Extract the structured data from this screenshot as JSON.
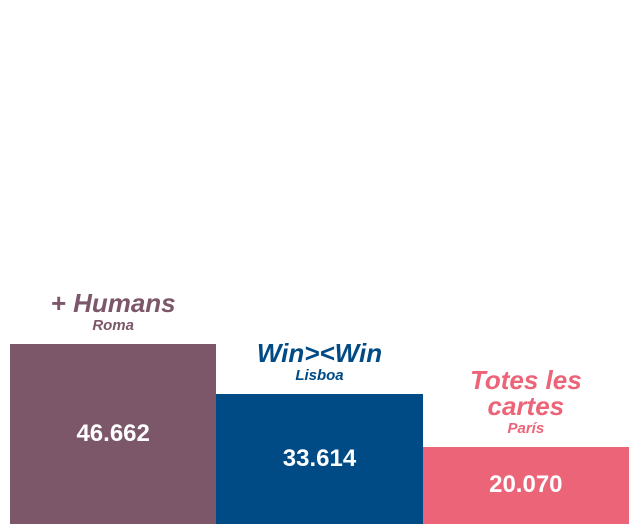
{
  "chart_data": {
    "type": "bar",
    "categories": [
      "+ Humans",
      "Win><Win",
      "Totes les cartes"
    ],
    "locations": [
      "Roma",
      "Lisboa",
      "París"
    ],
    "values": [
      46662,
      33614,
      20070
    ],
    "value_labels": [
      "46.662",
      "33.614",
      "20.070"
    ],
    "colors": [
      "#7b5769",
      "#004a85",
      "#ec6478"
    ]
  }
}
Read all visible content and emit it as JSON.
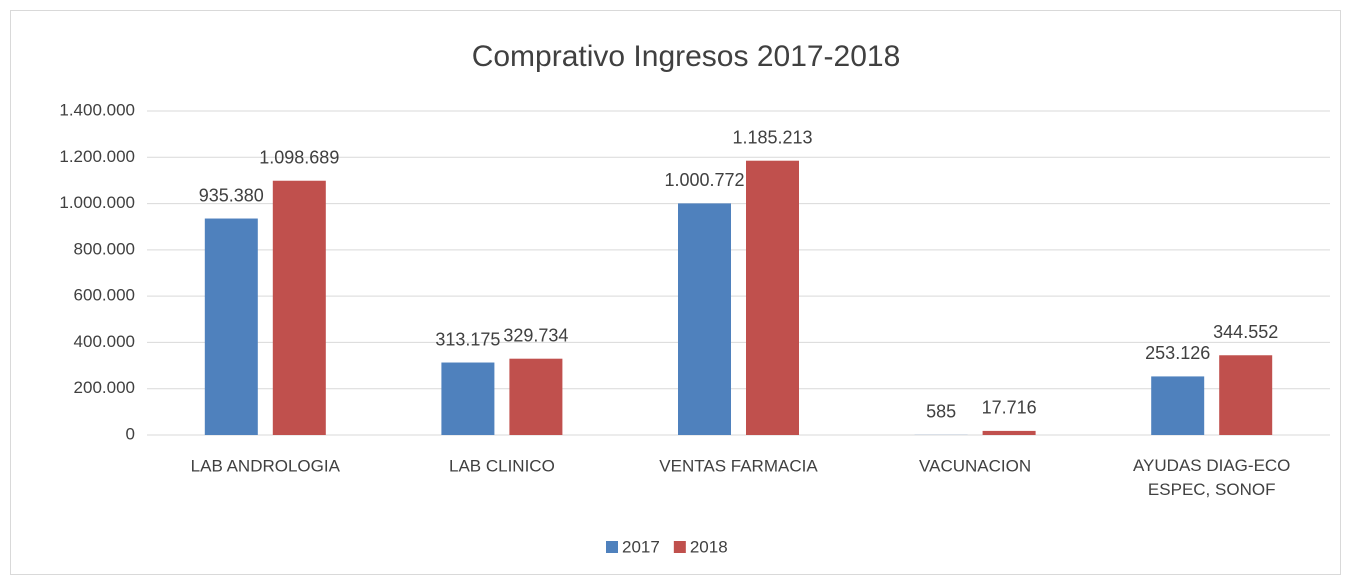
{
  "chart_data": {
    "type": "bar",
    "title": "Comprativo Ingresos 2017-2018",
    "categories": [
      "LAB ANDROLOGIA",
      "LAB CLINICO",
      "VENTAS FARMACIA",
      "VACUNACION",
      "AYUDAS DIAG-ECO ESPEC, SONOF"
    ],
    "series": [
      {
        "name": "2017",
        "color": "#4f81bd",
        "values": [
          935380,
          313175,
          1000772,
          585,
          253126
        ],
        "value_labels": [
          "935.380",
          "313.175",
          "1.000.772",
          "585",
          "253.126"
        ]
      },
      {
        "name": "2018",
        "color": "#c0504d",
        "values": [
          1098689,
          329734,
          1185213,
          17716,
          344552
        ],
        "value_labels": [
          "1.098.689",
          "329.734",
          "1.185.213",
          "17.716",
          "344.552"
        ]
      }
    ],
    "ylim": [
      0,
      1400000
    ],
    "yticks": [
      0,
      {
        "value": 200000,
        "label": "200.000"
      },
      {
        "value": 400000,
        "label": "400.000"
      },
      {
        "value": 600000,
        "label": "600.000"
      },
      {
        "value": 800000,
        "label": "800.000"
      },
      {
        "value": 1000000,
        "label": "1.000.000"
      },
      {
        "value": 1200000,
        "label": "1.200.000"
      },
      {
        "value": 1400000,
        "label": "1.400.000"
      }
    ],
    "grid": true,
    "legend": "bottom"
  }
}
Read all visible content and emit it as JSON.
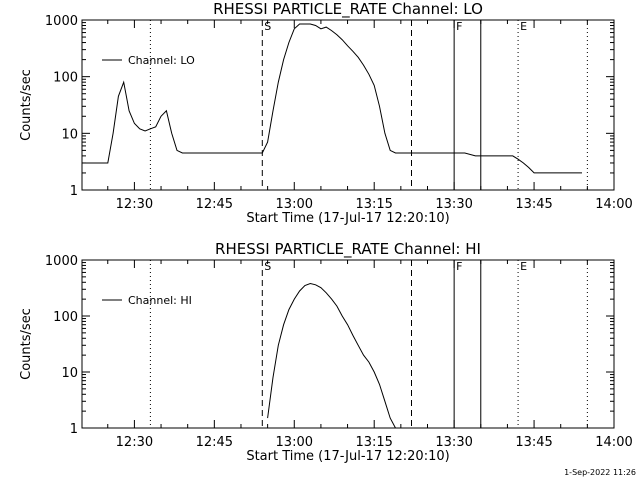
{
  "footer_text": "1-Sep-2022 11:26",
  "chart_data": [
    {
      "type": "line",
      "title": "RHESSI PARTICLE_RATE Channel: LO",
      "xlabel": "Start Time (17-Jul-17 12:20:10)",
      "ylabel": "Counts/sec",
      "y_scale": "log",
      "ylim": [
        1,
        1000
      ],
      "y_ticks": [
        "1",
        "10",
        "100",
        "1000"
      ],
      "xlim": [
        "12:20:10",
        "14:00"
      ],
      "x_ticks": [
        "12:30",
        "12:45",
        "13:00",
        "13:15",
        "13:30",
        "13:45",
        "14:00"
      ],
      "legend": "top-left",
      "series": [
        {
          "name": "Channel: LO",
          "x": [
            "12:20:10",
            "12:24",
            "12:25",
            "12:26",
            "12:27",
            "12:28",
            "12:29",
            "12:30",
            "12:31",
            "12:32",
            "12:33",
            "12:34",
            "12:35",
            "12:36",
            "12:37",
            "12:38",
            "12:39",
            "12:40",
            "12:42",
            "12:44",
            "12:46",
            "12:48",
            "12:50",
            "12:52",
            "12:54",
            "12:55",
            "12:56",
            "12:57",
            "12:58",
            "12:59",
            "13:00",
            "13:01",
            "13:02",
            "13:03",
            "13:04",
            "13:05",
            "13:06",
            "13:07",
            "13:08",
            "13:09",
            "13:10",
            "13:11",
            "13:12",
            "13:13",
            "13:14",
            "13:15",
            "13:16",
            "13:17",
            "13:18",
            "13:19",
            "13:20",
            "13:21",
            "13:22",
            "13:25",
            "13:28",
            "13:30",
            "13:32",
            "13:34",
            "13:36",
            "13:38",
            "13:40",
            "13:41",
            "13:42",
            "13:43",
            "13:44",
            "13:45",
            "13:46",
            "13:48",
            "13:50",
            "13:54"
          ],
          "y": [
            3,
            3,
            3,
            10,
            45,
            80,
            25,
            15,
            12,
            11,
            12,
            13,
            20,
            25,
            10,
            5,
            4.5,
            4.5,
            4.5,
            4.5,
            4.5,
            4.5,
            4.5,
            4.5,
            4.5,
            7,
            25,
            80,
            200,
            400,
            700,
            850,
            850,
            850,
            800,
            700,
            750,
            650,
            550,
            450,
            350,
            280,
            220,
            160,
            110,
            70,
            30,
            10,
            5,
            4.5,
            4.5,
            4.5,
            4.5,
            4.5,
            4.5,
            4.5,
            4.5,
            4,
            4,
            4,
            4,
            4,
            3.5,
            3,
            2.5,
            2,
            2,
            2,
            2,
            2
          ]
        }
      ],
      "markers": [
        {
          "label": "S",
          "style": "dashed",
          "time": "12:54"
        },
        {
          "label": "",
          "style": "dotted",
          "time": "12:33"
        },
        {
          "label": "",
          "style": "dashed",
          "time": "13:22"
        },
        {
          "label": "F",
          "style": "solid",
          "time": "13:30"
        },
        {
          "label": "",
          "style": "solid",
          "time": "13:35"
        },
        {
          "label": "E",
          "style": "dotted",
          "time": "13:42"
        },
        {
          "label": "",
          "style": "dotted",
          "time": "13:55"
        }
      ]
    },
    {
      "type": "line",
      "title": "RHESSI PARTICLE_RATE Channel: HI",
      "xlabel": "Start Time (17-Jul-17 12:20:10)",
      "ylabel": "Counts/sec",
      "y_scale": "log",
      "ylim": [
        1,
        1000
      ],
      "y_ticks": [
        "1",
        "10",
        "100",
        "1000"
      ],
      "xlim": [
        "12:20:10",
        "14:00"
      ],
      "x_ticks": [
        "12:30",
        "12:45",
        "13:00",
        "13:15",
        "13:30",
        "13:45",
        "14:00"
      ],
      "legend": "top-left",
      "series": [
        {
          "name": "Channel: HI",
          "x": [
            "12:55",
            "12:56",
            "12:57",
            "12:58",
            "12:59",
            "13:00",
            "13:01",
            "13:02",
            "13:03",
            "13:04",
            "13:05",
            "13:06",
            "13:07",
            "13:08",
            "13:09",
            "13:10",
            "13:11",
            "13:12",
            "13:13",
            "13:14",
            "13:15",
            "13:16",
            "13:17",
            "13:18",
            "13:19"
          ],
          "y": [
            1.5,
            8,
            30,
            70,
            130,
            200,
            280,
            350,
            380,
            360,
            320,
            260,
            200,
            150,
            100,
            70,
            45,
            30,
            20,
            15,
            10,
            6,
            3,
            1.5,
            1
          ]
        }
      ],
      "markers": [
        {
          "label": "S",
          "style": "dashed",
          "time": "12:54"
        },
        {
          "label": "",
          "style": "dotted",
          "time": "12:33"
        },
        {
          "label": "",
          "style": "dashed",
          "time": "13:22"
        },
        {
          "label": "F",
          "style": "solid",
          "time": "13:30"
        },
        {
          "label": "",
          "style": "solid",
          "time": "13:35"
        },
        {
          "label": "E",
          "style": "dotted",
          "time": "13:42"
        },
        {
          "label": "",
          "style": "dotted",
          "time": "13:55"
        }
      ]
    }
  ]
}
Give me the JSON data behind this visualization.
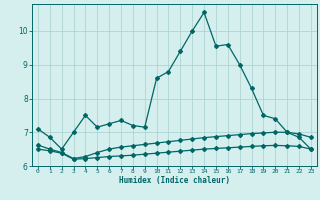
{
  "xlabel": "Humidex (Indice chaleur)",
  "bg_color": "#d4efee",
  "line_color": "#006666",
  "grid_color": "#aed4d2",
  "x_data": [
    0,
    1,
    2,
    3,
    4,
    5,
    6,
    7,
    8,
    9,
    10,
    11,
    12,
    13,
    14,
    15,
    16,
    17,
    18,
    19,
    20,
    21,
    22,
    23
  ],
  "line1": [
    7.1,
    6.85,
    6.5,
    7.0,
    7.5,
    7.15,
    7.25,
    7.35,
    7.2,
    7.15,
    8.6,
    8.8,
    9.4,
    10.0,
    10.55,
    9.55,
    9.6,
    9.0,
    8.3,
    7.5,
    7.4,
    7.0,
    6.85,
    6.5
  ],
  "line2": [
    6.62,
    6.5,
    6.4,
    6.22,
    6.28,
    6.4,
    6.5,
    6.56,
    6.6,
    6.64,
    6.68,
    6.72,
    6.76,
    6.8,
    6.84,
    6.87,
    6.9,
    6.93,
    6.96,
    6.98,
    7.0,
    7.0,
    6.95,
    6.85
  ],
  "line3": [
    6.5,
    6.45,
    6.38,
    6.2,
    6.22,
    6.25,
    6.28,
    6.3,
    6.32,
    6.35,
    6.38,
    6.41,
    6.44,
    6.47,
    6.5,
    6.52,
    6.54,
    6.56,
    6.58,
    6.6,
    6.61,
    6.6,
    6.58,
    6.5
  ],
  "ylim": [
    6.0,
    10.8
  ],
  "yticks": [
    6,
    7,
    8,
    9,
    10
  ],
  "xticks": [
    0,
    1,
    2,
    3,
    4,
    5,
    6,
    7,
    8,
    9,
    10,
    11,
    12,
    13,
    14,
    15,
    16,
    17,
    18,
    19,
    20,
    21,
    22,
    23
  ]
}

------------------------------------------------------------

- _Task description_
Your task is to set down exactly the lines that run from the line holding "Give me the" through the close of the entries, including both ends. Pictures stay out.

- _Solution to the exercise_
Give me the JSON data behind this visualization.
{
  "xlabel": "Humidex (Indice chaleur)",
  "bg_color": "#d4efee",
  "line_color": "#006666",
  "grid_color": "#aed4d2",
  "x_data": [
    0,
    1,
    2,
    3,
    4,
    5,
    6,
    7,
    8,
    9,
    10,
    11,
    12,
    13,
    14,
    15,
    16,
    17,
    18,
    19,
    20,
    21,
    22,
    23
  ],
  "line1": [
    7.1,
    6.85,
    6.5,
    7.0,
    7.5,
    7.15,
    7.25,
    7.35,
    7.2,
    7.15,
    8.6,
    8.8,
    9.4,
    10.0,
    10.55,
    9.55,
    9.6,
    9.0,
    8.3,
    7.5,
    7.4,
    7.0,
    6.85,
    6.5
  ],
  "line2": [
    6.62,
    6.5,
    6.4,
    6.22,
    6.28,
    6.4,
    6.5,
    6.56,
    6.6,
    6.64,
    6.68,
    6.72,
    6.76,
    6.8,
    6.84,
    6.87,
    6.9,
    6.93,
    6.96,
    6.98,
    7.0,
    7.0,
    6.95,
    6.85
  ],
  "line3": [
    6.5,
    6.45,
    6.38,
    6.2,
    6.22,
    6.25,
    6.28,
    6.3,
    6.32,
    6.35,
    6.38,
    6.41,
    6.44,
    6.47,
    6.5,
    6.52,
    6.54,
    6.56,
    6.58,
    6.6,
    6.61,
    6.6,
    6.58,
    6.5
  ],
  "ylim": [
    6.0,
    10.8
  ],
  "yticks": [
    6,
    7,
    8,
    9,
    10
  ],
  "xticks": [
    0,
    1,
    2,
    3,
    4,
    5,
    6,
    7,
    8,
    9,
    10,
    11,
    12,
    13,
    14,
    15,
    16,
    17,
    18,
    19,
    20,
    21,
    22,
    23
  ]
}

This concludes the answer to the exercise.